Fragmento de lectura:
******

Estas distinciones nos permiten responder a una pregunta más que deriva de la cuestión de cómo hemos de vivir: ¿cómo debo actuar en cada caso? Para Epicuro, haciendo un cálculo hedonista. Podemos, en breve, renunciar a un placer inmediato o podemos soportar un dolor tolerable si tenemos en nuestra perspectiva futura una compensación a ello. Aunque para Epicuro todo placer es bueno de suyo, o ninguno es malo de suyo, no siempre conviene buscarlo: se trata de un asunto de cálculo y juicio (del arte de la medida, nos diría Sócrates en el Protágoras de Platón; de prudencia, diría Aristóteles en su Ética Nicomáquea).

******

(Registros del conjunto de datos)

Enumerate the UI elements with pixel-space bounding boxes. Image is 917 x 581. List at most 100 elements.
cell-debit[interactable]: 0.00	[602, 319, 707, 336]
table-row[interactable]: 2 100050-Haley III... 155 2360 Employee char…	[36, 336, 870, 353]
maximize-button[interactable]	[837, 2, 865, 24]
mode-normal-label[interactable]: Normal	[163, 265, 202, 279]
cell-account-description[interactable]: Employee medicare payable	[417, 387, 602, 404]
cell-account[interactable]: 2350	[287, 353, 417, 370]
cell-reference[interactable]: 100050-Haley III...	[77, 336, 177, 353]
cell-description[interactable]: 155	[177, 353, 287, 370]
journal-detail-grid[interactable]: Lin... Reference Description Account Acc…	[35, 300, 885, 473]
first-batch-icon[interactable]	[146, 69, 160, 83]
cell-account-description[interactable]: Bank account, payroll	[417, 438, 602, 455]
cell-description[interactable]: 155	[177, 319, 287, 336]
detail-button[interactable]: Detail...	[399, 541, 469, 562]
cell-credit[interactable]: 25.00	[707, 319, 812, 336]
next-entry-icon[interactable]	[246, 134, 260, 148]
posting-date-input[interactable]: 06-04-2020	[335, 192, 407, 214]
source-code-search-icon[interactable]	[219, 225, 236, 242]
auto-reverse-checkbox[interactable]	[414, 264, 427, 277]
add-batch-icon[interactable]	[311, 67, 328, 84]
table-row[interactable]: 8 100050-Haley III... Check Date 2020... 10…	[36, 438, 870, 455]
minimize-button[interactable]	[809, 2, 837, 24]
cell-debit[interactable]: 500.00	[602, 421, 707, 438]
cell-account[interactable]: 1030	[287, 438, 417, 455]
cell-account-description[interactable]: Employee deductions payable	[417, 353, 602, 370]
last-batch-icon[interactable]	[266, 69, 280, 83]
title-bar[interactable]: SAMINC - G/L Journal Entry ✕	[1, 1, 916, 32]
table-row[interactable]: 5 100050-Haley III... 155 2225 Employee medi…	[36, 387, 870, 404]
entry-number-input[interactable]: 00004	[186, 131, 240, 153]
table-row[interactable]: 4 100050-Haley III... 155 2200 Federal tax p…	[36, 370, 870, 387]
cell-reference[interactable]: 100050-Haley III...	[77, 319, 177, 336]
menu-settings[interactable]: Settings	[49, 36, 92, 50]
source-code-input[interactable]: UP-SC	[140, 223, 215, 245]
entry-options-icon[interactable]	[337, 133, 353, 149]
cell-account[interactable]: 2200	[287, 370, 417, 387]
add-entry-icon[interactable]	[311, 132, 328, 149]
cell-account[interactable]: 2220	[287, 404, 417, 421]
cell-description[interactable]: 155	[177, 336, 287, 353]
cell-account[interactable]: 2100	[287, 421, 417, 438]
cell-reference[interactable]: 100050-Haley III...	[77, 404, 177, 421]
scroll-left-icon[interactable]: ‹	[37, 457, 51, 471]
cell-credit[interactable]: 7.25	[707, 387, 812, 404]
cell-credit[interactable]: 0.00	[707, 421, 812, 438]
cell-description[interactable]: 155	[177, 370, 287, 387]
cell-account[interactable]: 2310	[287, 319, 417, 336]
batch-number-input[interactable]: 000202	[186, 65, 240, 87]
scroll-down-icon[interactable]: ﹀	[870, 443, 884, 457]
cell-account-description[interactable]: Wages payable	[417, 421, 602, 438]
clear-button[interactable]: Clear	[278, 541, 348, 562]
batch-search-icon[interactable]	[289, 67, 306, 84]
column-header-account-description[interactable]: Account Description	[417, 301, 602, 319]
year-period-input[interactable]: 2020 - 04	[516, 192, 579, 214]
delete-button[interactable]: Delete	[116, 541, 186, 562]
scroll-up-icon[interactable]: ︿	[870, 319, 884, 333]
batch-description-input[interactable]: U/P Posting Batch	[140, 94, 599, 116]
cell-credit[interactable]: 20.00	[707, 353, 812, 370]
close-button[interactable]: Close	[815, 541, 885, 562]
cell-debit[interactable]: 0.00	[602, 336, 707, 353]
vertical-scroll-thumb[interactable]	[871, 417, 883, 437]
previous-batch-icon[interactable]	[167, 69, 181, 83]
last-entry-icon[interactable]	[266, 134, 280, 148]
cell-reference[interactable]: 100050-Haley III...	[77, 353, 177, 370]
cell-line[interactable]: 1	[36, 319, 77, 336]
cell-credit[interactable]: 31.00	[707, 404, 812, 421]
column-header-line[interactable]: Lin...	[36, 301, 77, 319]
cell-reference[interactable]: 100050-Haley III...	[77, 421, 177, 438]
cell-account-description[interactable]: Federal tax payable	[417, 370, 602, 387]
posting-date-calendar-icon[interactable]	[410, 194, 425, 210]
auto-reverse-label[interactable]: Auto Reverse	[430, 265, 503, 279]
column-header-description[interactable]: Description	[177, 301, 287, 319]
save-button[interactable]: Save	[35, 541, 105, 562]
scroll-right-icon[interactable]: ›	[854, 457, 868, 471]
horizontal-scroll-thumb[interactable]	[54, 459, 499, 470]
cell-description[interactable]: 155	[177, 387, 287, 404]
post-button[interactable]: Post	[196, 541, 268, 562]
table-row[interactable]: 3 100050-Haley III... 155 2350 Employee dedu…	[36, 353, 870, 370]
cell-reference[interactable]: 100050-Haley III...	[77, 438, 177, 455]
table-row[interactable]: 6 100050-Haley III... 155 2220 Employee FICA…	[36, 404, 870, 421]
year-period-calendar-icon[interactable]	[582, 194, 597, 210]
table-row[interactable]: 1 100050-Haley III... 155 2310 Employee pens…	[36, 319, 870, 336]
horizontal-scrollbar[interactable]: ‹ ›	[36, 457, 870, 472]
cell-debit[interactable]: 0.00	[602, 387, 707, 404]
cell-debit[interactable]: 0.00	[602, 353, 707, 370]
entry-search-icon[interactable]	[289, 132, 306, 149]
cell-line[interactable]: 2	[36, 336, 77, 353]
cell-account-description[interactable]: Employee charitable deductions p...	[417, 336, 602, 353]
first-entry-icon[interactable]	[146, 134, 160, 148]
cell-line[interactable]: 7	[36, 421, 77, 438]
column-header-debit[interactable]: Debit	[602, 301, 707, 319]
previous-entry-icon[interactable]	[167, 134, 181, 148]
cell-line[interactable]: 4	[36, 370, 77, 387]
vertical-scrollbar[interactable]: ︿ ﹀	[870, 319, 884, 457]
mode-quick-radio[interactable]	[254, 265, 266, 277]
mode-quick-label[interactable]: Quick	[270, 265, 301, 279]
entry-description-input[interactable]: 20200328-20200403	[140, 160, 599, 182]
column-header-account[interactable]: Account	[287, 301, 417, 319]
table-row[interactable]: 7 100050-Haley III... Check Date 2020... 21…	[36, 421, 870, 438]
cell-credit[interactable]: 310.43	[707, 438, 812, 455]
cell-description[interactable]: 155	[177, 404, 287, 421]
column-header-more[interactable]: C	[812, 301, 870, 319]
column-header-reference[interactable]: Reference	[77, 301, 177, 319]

******

Tarea propuesta 1: Según el fragmento sobre Epicuro, ¿de qué manera debe uno actuar en cada caso?
Tarea propuesta 2: Prolongue el fragmento sobre Epicuro a partir de su última oración.
Los registros no intervienen en este ejercicio.

Espacio de respuesta 1: Haciendo un cálculo hedonista.

Espacio de respuesta 2:
La ética epicúrea es mucho más rica que lo que pueda expresar con trazo grueso en estas líneas: atendió a cuestiones sobre lo que en verdad necesitamos, sobre la amistad, sobre el conocimiento de la realidad (la ciencia, diríamos hoy), sobre la muerte. Al igual que otras escuelas helenistas es digna de estudio y reflexión actuales. En futuras entregas atenderé a algunas cuestiones más. Hoy termino recomendando al lector Lecciones de epicureísmo. El arte de la felicidad de John Sellars (Ciudad de México: Taurus, 2022), profesor de la Universidad de Londres, que es una extraordinaria introducción para todo público de las doctrinas éticas de Epicuro.